To be done:
Below are the records; collect from them each line containing the string "South".

[Entries from a dataset]
_____

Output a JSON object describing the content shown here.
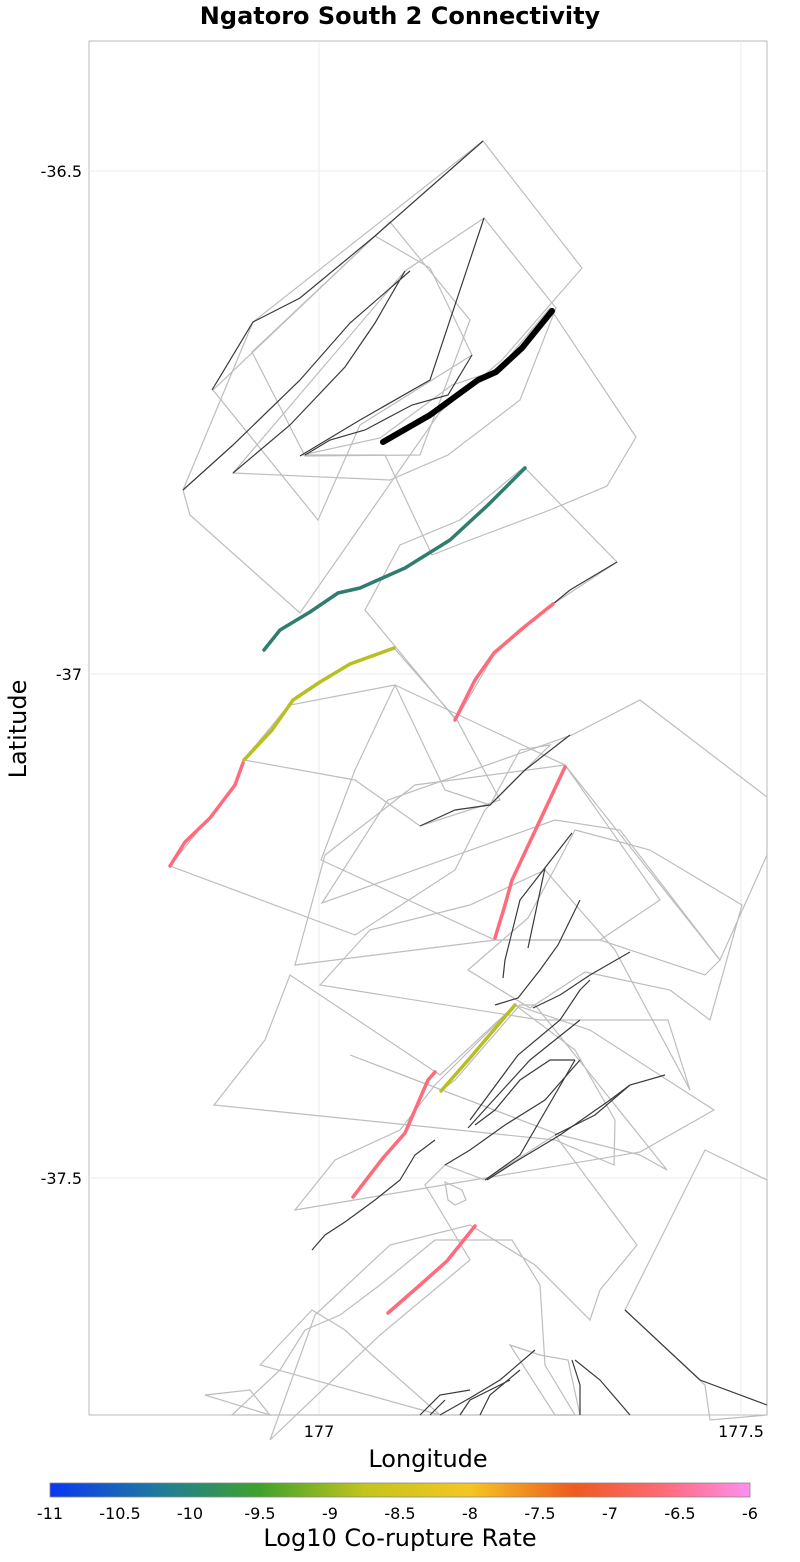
{
  "title": "Ngatoro South 2 Connectivity",
  "axes": {
    "x_label": "Longitude",
    "y_label": "Latitude",
    "x_ticks": [
      "177",
      "177.5"
    ],
    "y_ticks": [
      "-36.5",
      "-37",
      "-37.5"
    ]
  },
  "colorbar": {
    "label": "Log10 Co-rupture Rate",
    "min": -11,
    "max": -6,
    "tick_labels": [
      "-11",
      "-10.5",
      "-10",
      "-9.5",
      "-9",
      "-8.5",
      "-8",
      "-7.5",
      "-7",
      "-6.5",
      "-6"
    ],
    "colors": [
      "#0a36f5",
      "#1d7aa0",
      "#3ea32a",
      "#c4c41e",
      "#f5c623",
      "#ee5a1e",
      "#ff6b7a",
      "#ff8ff0"
    ]
  },
  "legend_colors": {
    "target_section": "#000000",
    "rate_-10": "#2e7d6f",
    "rate_-9": "#b7c020",
    "rate_-6.5": "#ff6b7a",
    "fault_trace": "#333333",
    "fault_outline": "#bfbfbf"
  },
  "features": {
    "target": "Ngatoro South 2"
  }
}
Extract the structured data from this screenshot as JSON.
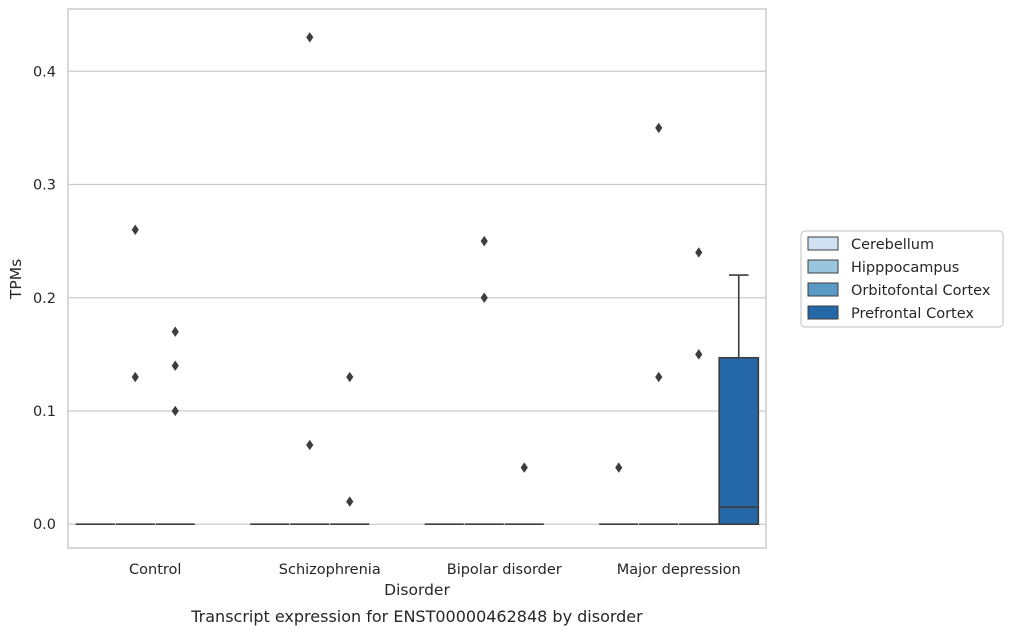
{
  "chart_data": {
    "type": "box",
    "title": "",
    "caption": "Transcript expression for ENST00000462848 by disorder",
    "xlabel": "Disorder",
    "ylabel": "TPMs",
    "ylim": [
      -0.021,
      0.455
    ],
    "yticks": [
      "0.0",
      "0.1",
      "0.2",
      "0.3",
      "0.4"
    ],
    "categories": [
      "Control",
      "Schizophrenia",
      "Bipolar disorder",
      "Major depression"
    ],
    "grid": "horizontal",
    "legend_position": "right",
    "series": [
      {
        "name": "Cerebellum",
        "color": "#d0e2f1",
        "boxes": [
          {
            "min": 0,
            "q1": 0,
            "median": 0,
            "q3": 0,
            "max": 0,
            "outliers": []
          },
          {
            "min": 0,
            "q1": 0,
            "median": 0,
            "q3": 0,
            "max": 0,
            "outliers": []
          },
          {
            "min": 0,
            "q1": 0,
            "median": 0,
            "q3": 0,
            "max": 0,
            "outliers": []
          },
          {
            "min": 0,
            "q1": 0,
            "median": 0,
            "q3": 0,
            "max": 0,
            "outliers": []
          }
        ]
      },
      {
        "name": "Hipppocampus",
        "color": "#9ac5de",
        "boxes": [
          {
            "min": 0,
            "q1": 0,
            "median": 0,
            "q3": 0,
            "max": 0,
            "outliers": [
              0.26,
              0.13
            ]
          },
          {
            "min": 0,
            "q1": 0,
            "median": 0,
            "q3": 0,
            "max": 0,
            "outliers": [
              0.43,
              0.07
            ]
          },
          {
            "min": 0,
            "q1": 0,
            "median": 0,
            "q3": 0,
            "max": 0,
            "outliers": [
              0.25,
              0.2
            ]
          },
          {
            "min": 0,
            "q1": 0,
            "median": 0,
            "q3": 0,
            "max": 0,
            "outliers": [
              0.35,
              0.13
            ]
          }
        ]
      },
      {
        "name": "Orbitofontal Cortex",
        "color": "#5a9ac6",
        "boxes": [
          {
            "min": 0,
            "q1": 0,
            "median": 0,
            "q3": 0,
            "max": 0,
            "outliers": [
              0.17,
              0.14,
              0.1
            ]
          },
          {
            "min": 0,
            "q1": 0,
            "median": 0,
            "q3": 0,
            "max": 0,
            "outliers": [
              0.13,
              0.02
            ]
          },
          {
            "min": 0,
            "q1": 0,
            "median": 0,
            "q3": 0,
            "max": 0,
            "outliers": [
              0.05
            ]
          },
          {
            "min": 0,
            "q1": 0,
            "median": 0,
            "q3": 0,
            "max": 0,
            "outliers": [
              0.24,
              0.15
            ]
          }
        ]
      },
      {
        "name": "Prefrontal Cortex",
        "color": "#2468a8",
        "boxes": [
          null,
          null,
          null,
          {
            "min": 0,
            "q1": 0,
            "median": 0.015,
            "q3": 0.147,
            "max": 0.22,
            "outliers": []
          }
        ]
      }
    ],
    "extra_outliers": [
      {
        "category": 3,
        "value": 0.05,
        "offset_slot": 0
      }
    ]
  }
}
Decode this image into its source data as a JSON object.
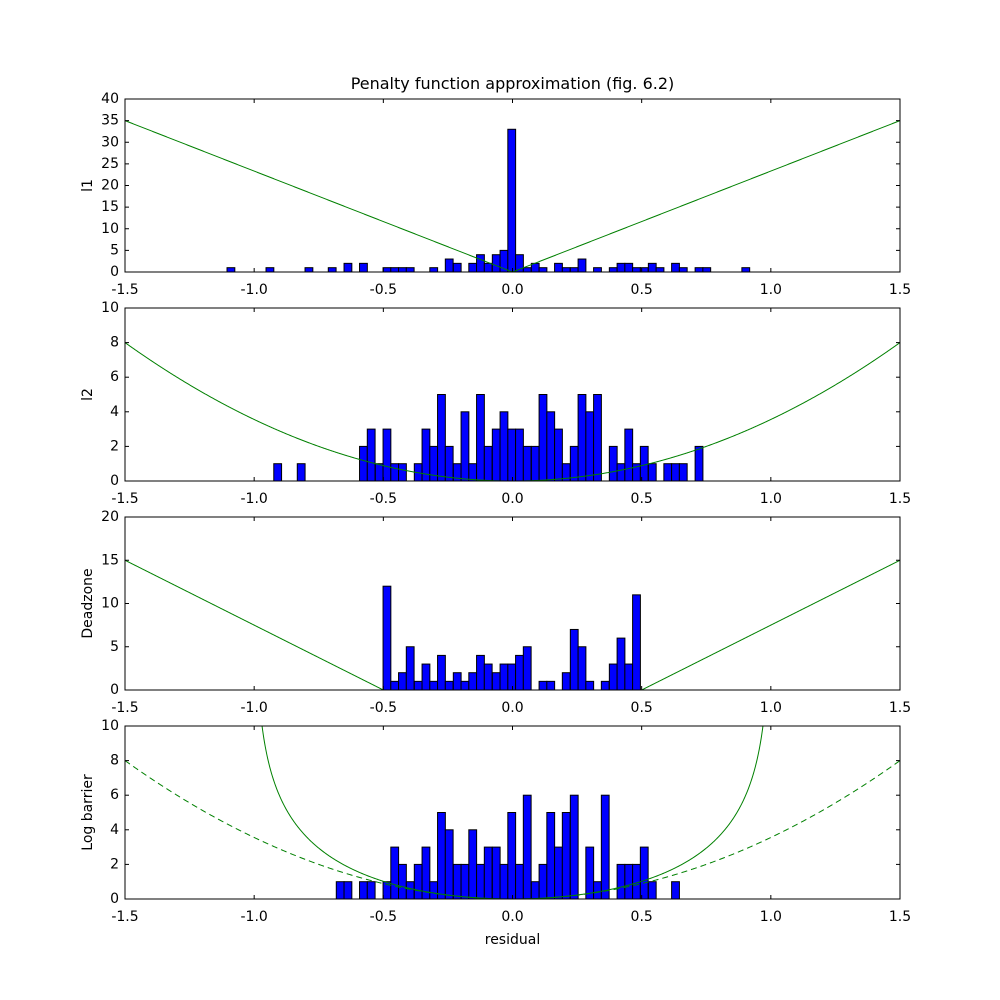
{
  "chart_data": {
    "type": "bar",
    "title": "Penalty function approximation (fig. 6.2)",
    "xlabel": "residual",
    "xlim": [
      -1.5,
      1.5
    ],
    "x_ticks": [
      "-1.5",
      "-1.0",
      "-0.5",
      "0.0",
      "0.5",
      "1.0",
      "1.5"
    ],
    "bin_width": 0.0302,
    "colors": {
      "bars": "#0000ff",
      "bar_edge": "#000000",
      "curve": "#008000"
    },
    "grid": false,
    "panels": [
      {
        "ylabel": "l1",
        "ylim": [
          0,
          40
        ],
        "y_ticks": [
          "0",
          "5",
          "10",
          "15",
          "20",
          "25",
          "30",
          "35",
          "40"
        ],
        "curves": [
          {
            "function": "abs",
            "scale": 23.333,
            "style": "solid"
          }
        ],
        "x": [
          -1.09,
          -0.939,
          -0.788,
          -0.698,
          -0.637,
          -0.577,
          -0.486,
          -0.456,
          -0.426,
          -0.396,
          -0.305,
          -0.245,
          -0.214,
          -0.154,
          -0.124,
          -0.094,
          -0.063,
          -0.033,
          -0.003,
          0.027,
          0.057,
          0.088,
          0.118,
          0.178,
          0.208,
          0.239,
          0.269,
          0.329,
          0.39,
          0.42,
          0.45,
          0.48,
          0.51,
          0.541,
          0.571,
          0.631,
          0.661,
          0.722,
          0.752,
          0.903
        ],
        "counts": [
          1,
          1,
          1,
          1,
          2,
          2,
          1,
          1,
          1,
          1,
          1,
          3,
          2,
          2,
          4,
          2,
          4,
          5,
          33,
          4,
          1,
          2,
          1,
          2,
          1,
          1,
          3,
          1,
          1,
          2,
          2,
          1,
          1,
          2,
          1,
          2,
          1,
          1,
          1,
          1
        ]
      },
      {
        "ylabel": "l2",
        "ylim": [
          0,
          10
        ],
        "y_ticks": [
          "0",
          "2",
          "4",
          "6",
          "8",
          "10"
        ],
        "curves": [
          {
            "function": "square",
            "scale": 3.556,
            "style": "solid"
          }
        ],
        "x": [
          -0.909,
          -0.818,
          -0.577,
          -0.547,
          -0.516,
          -0.486,
          -0.456,
          -0.426,
          -0.365,
          -0.335,
          -0.305,
          -0.275,
          -0.245,
          -0.214,
          -0.184,
          -0.154,
          -0.124,
          -0.094,
          -0.063,
          -0.033,
          -0.003,
          0.027,
          0.057,
          0.088,
          0.118,
          0.148,
          0.178,
          0.208,
          0.239,
          0.269,
          0.299,
          0.329,
          0.39,
          0.42,
          0.45,
          0.48,
          0.51,
          0.541,
          0.601,
          0.631,
          0.661,
          0.722
        ],
        "counts": [
          1,
          1,
          2,
          3,
          1,
          3,
          1,
          1,
          1,
          3,
          2,
          5,
          2,
          1,
          4,
          1,
          5,
          2,
          3,
          4,
          3,
          3,
          2,
          2,
          5,
          4,
          3,
          1,
          2,
          5,
          4,
          5,
          2,
          1,
          3,
          1,
          2,
          1,
          1,
          1,
          1,
          2
        ]
      },
      {
        "ylabel": "Deadzone",
        "ylim": [
          0,
          20
        ],
        "y_ticks": [
          "0",
          "5",
          "10",
          "15",
          "20"
        ],
        "curves": [
          {
            "function": "deadzone",
            "width": 0.5,
            "scale": 15,
            "style": "solid"
          }
        ],
        "x": [
          -0.486,
          -0.456,
          -0.426,
          -0.396,
          -0.365,
          -0.335,
          -0.305,
          -0.275,
          -0.245,
          -0.214,
          -0.184,
          -0.154,
          -0.124,
          -0.094,
          -0.063,
          -0.033,
          -0.003,
          0.027,
          0.057,
          0.118,
          0.148,
          0.208,
          0.239,
          0.269,
          0.299,
          0.359,
          0.39,
          0.42,
          0.45,
          0.48
        ],
        "counts": [
          12,
          1,
          2,
          5,
          1,
          3,
          1,
          4,
          1,
          2,
          1,
          2,
          4,
          3,
          2,
          3,
          3,
          4,
          5,
          1,
          1,
          2,
          7,
          5,
          1,
          1,
          3,
          6,
          3,
          11
        ]
      },
      {
        "ylabel": "Log barrier",
        "ylim": [
          0,
          10
        ],
        "y_ticks": [
          "0",
          "2",
          "4",
          "6",
          "8",
          "10"
        ],
        "curves": [
          {
            "function": "log_barrier",
            "scale": 3.556,
            "style": "solid"
          },
          {
            "function": "square",
            "scale": 3.556,
            "style": "dashed"
          }
        ],
        "x": [
          -0.667,
          -0.637,
          -0.577,
          -0.547,
          -0.486,
          -0.456,
          -0.426,
          -0.396,
          -0.365,
          -0.335,
          -0.305,
          -0.275,
          -0.245,
          -0.214,
          -0.184,
          -0.154,
          -0.124,
          -0.094,
          -0.063,
          -0.033,
          -0.003,
          0.027,
          0.057,
          0.088,
          0.118,
          0.148,
          0.178,
          0.208,
          0.239,
          0.299,
          0.329,
          0.359,
          0.42,
          0.45,
          0.48,
          0.51,
          0.541,
          0.631
        ],
        "counts": [
          1,
          1,
          1,
          1,
          1,
          3,
          2,
          1,
          2,
          3,
          1,
          5,
          4,
          2,
          2,
          4,
          2,
          3,
          3,
          2,
          5,
          2,
          6,
          1,
          2,
          5,
          3,
          5,
          6,
          3,
          1,
          6,
          2,
          2,
          2,
          3,
          1,
          1
        ]
      }
    ]
  }
}
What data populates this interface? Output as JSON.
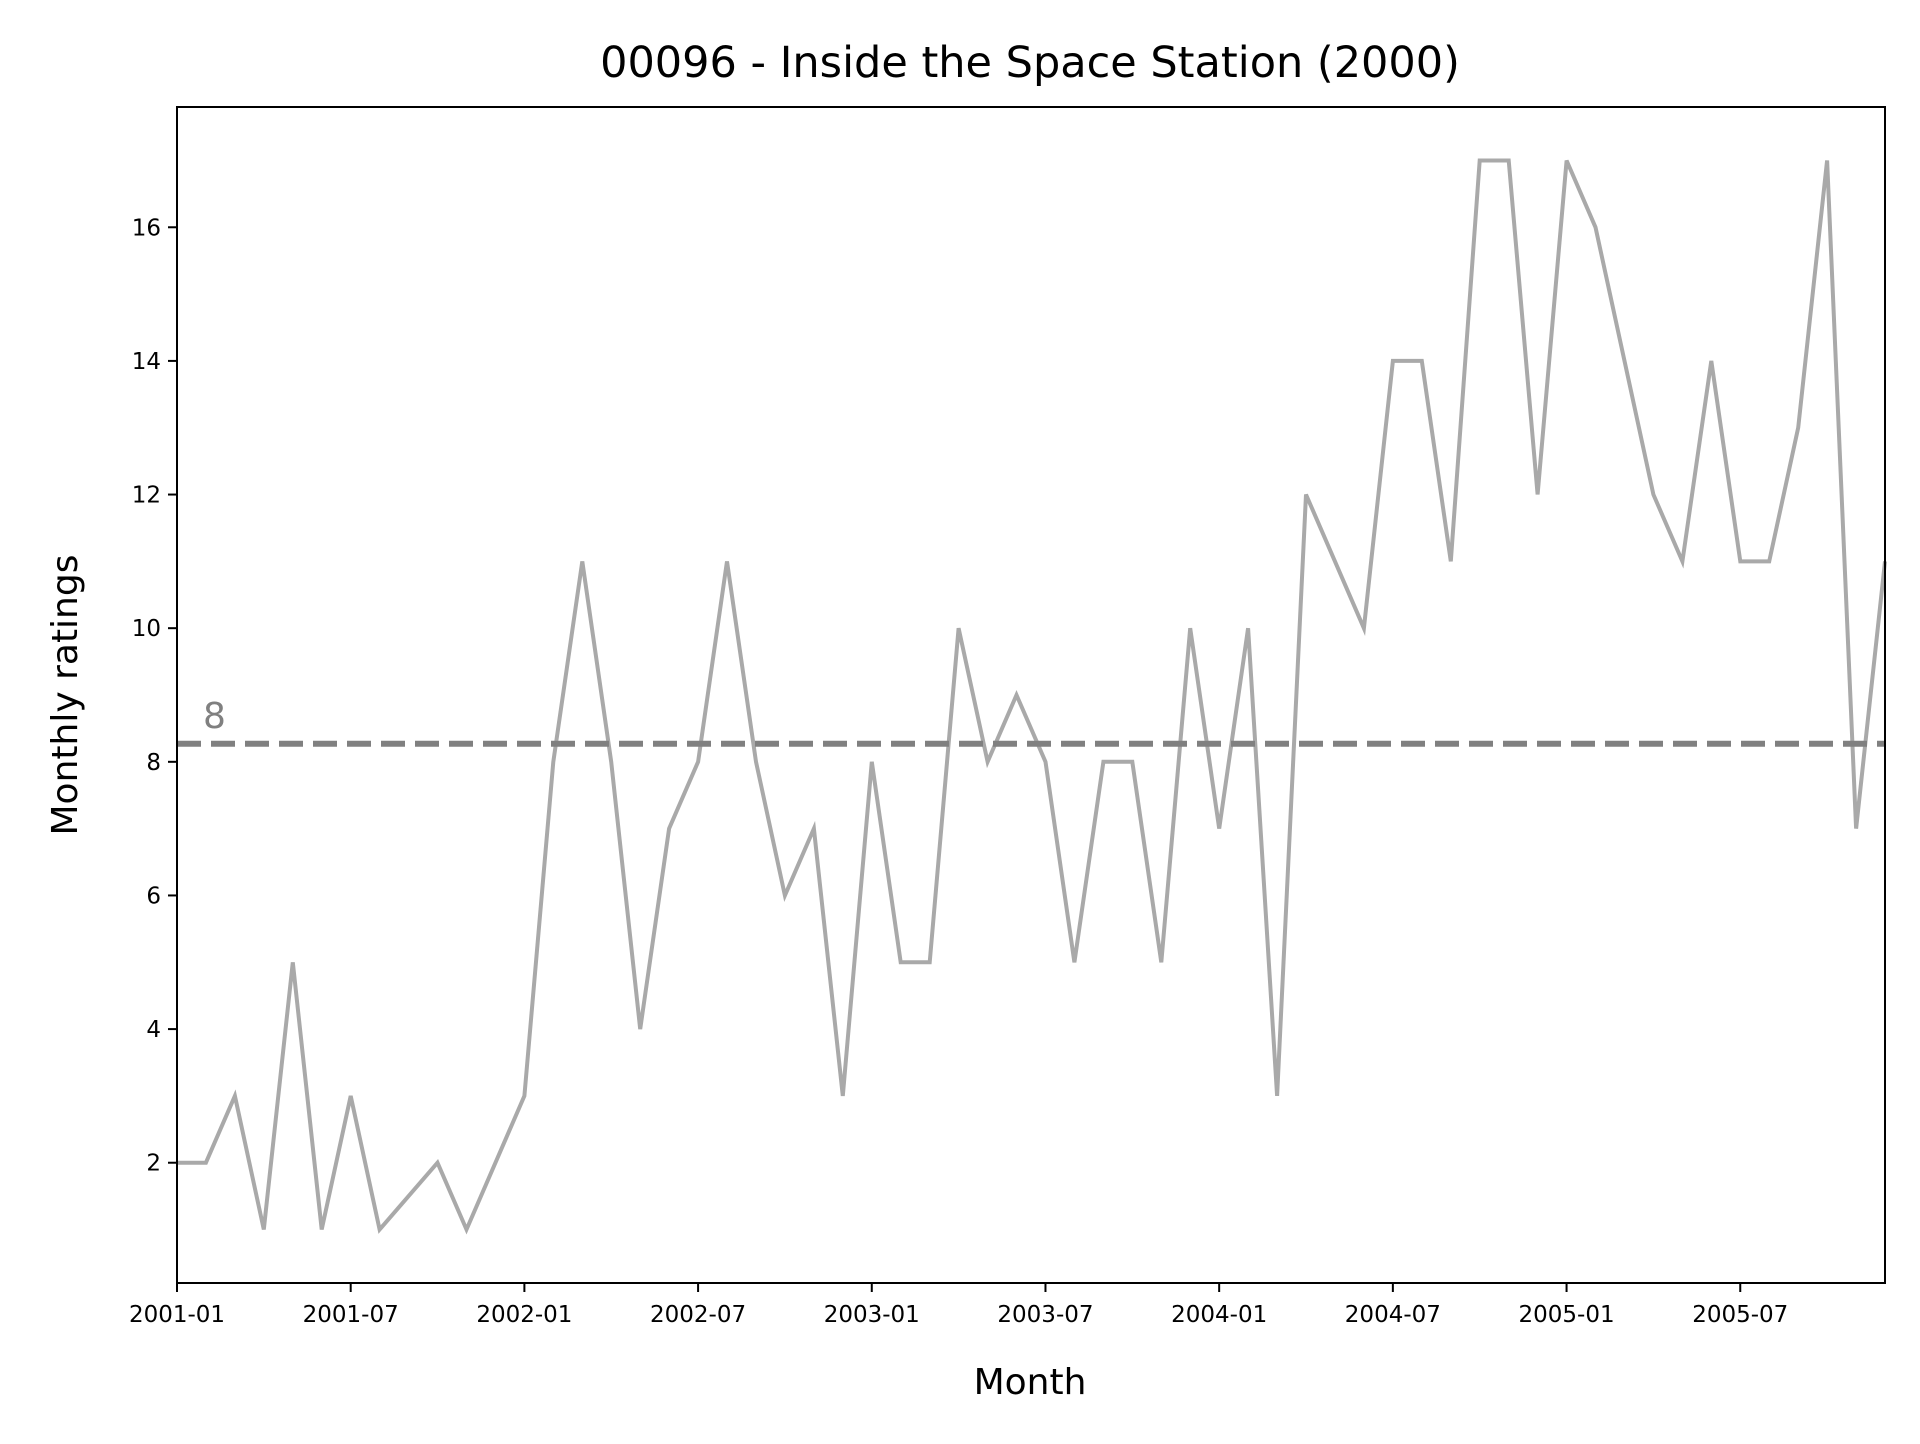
{
  "chart_data": {
    "type": "line",
    "title": "00096 - Inside the Space Station (2000)",
    "xlabel": "Month",
    "ylabel": "Monthly ratings",
    "x_tick_labels": [
      "2001-01",
      "2001-07",
      "2002-01",
      "2002-07",
      "2003-01",
      "2003-07",
      "2004-01",
      "2004-07",
      "2005-01",
      "2005-07"
    ],
    "y_tick_labels": [
      "2",
      "4",
      "6",
      "8",
      "10",
      "12",
      "14",
      "16"
    ],
    "xlim": [
      "2001-01",
      "2005-12"
    ],
    "ylim": [
      0.2,
      17.8
    ],
    "grid": false,
    "x": [
      "2001-01",
      "2001-02",
      "2001-03",
      "2001-04",
      "2001-05",
      "2001-06",
      "2001-07",
      "2001-08",
      "2001-10",
      "2001-11",
      "2002-01",
      "2002-02",
      "2002-03",
      "2002-04",
      "2002-05",
      "2002-06",
      "2002-07",
      "2002-08",
      "2002-09",
      "2002-10",
      "2002-11",
      "2002-12",
      "2003-01",
      "2003-02",
      "2003-03",
      "2003-04",
      "2003-05",
      "2003-06",
      "2003-07",
      "2003-08",
      "2003-09",
      "2003-10",
      "2003-11",
      "2003-12",
      "2004-01",
      "2004-02",
      "2004-03",
      "2004-04",
      "2004-06",
      "2004-07",
      "2004-08",
      "2004-09",
      "2004-10",
      "2004-11",
      "2004-12",
      "2005-01",
      "2005-02",
      "2005-03",
      "2005-04",
      "2005-05",
      "2005-06",
      "2005-07",
      "2005-08",
      "2005-09",
      "2005-10",
      "2005-11",
      "2005-12"
    ],
    "series": [
      {
        "color": "#a9a9a9",
        "values": [
          2,
          2,
          3,
          1,
          5,
          1,
          3,
          1,
          2,
          1,
          3,
          8,
          11,
          8,
          4,
          7,
          8,
          11,
          8,
          6,
          7,
          3,
          8,
          5,
          5,
          10,
          8,
          9,
          8,
          5,
          8,
          8,
          5,
          10,
          7,
          10,
          3,
          12,
          10,
          14,
          14,
          11,
          17,
          17,
          12,
          17,
          16,
          14,
          12,
          11,
          14,
          11,
          11,
          13,
          17,
          7,
          11
        ]
      }
    ],
    "reference_line": {
      "value": 8.27,
      "label": "8",
      "style": "dashed",
      "color": "#808080"
    }
  }
}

_____

Answer to this problem:
  "title": "Ngatoro South 2 Connectivity",
    "target": "Ngatoro South 2"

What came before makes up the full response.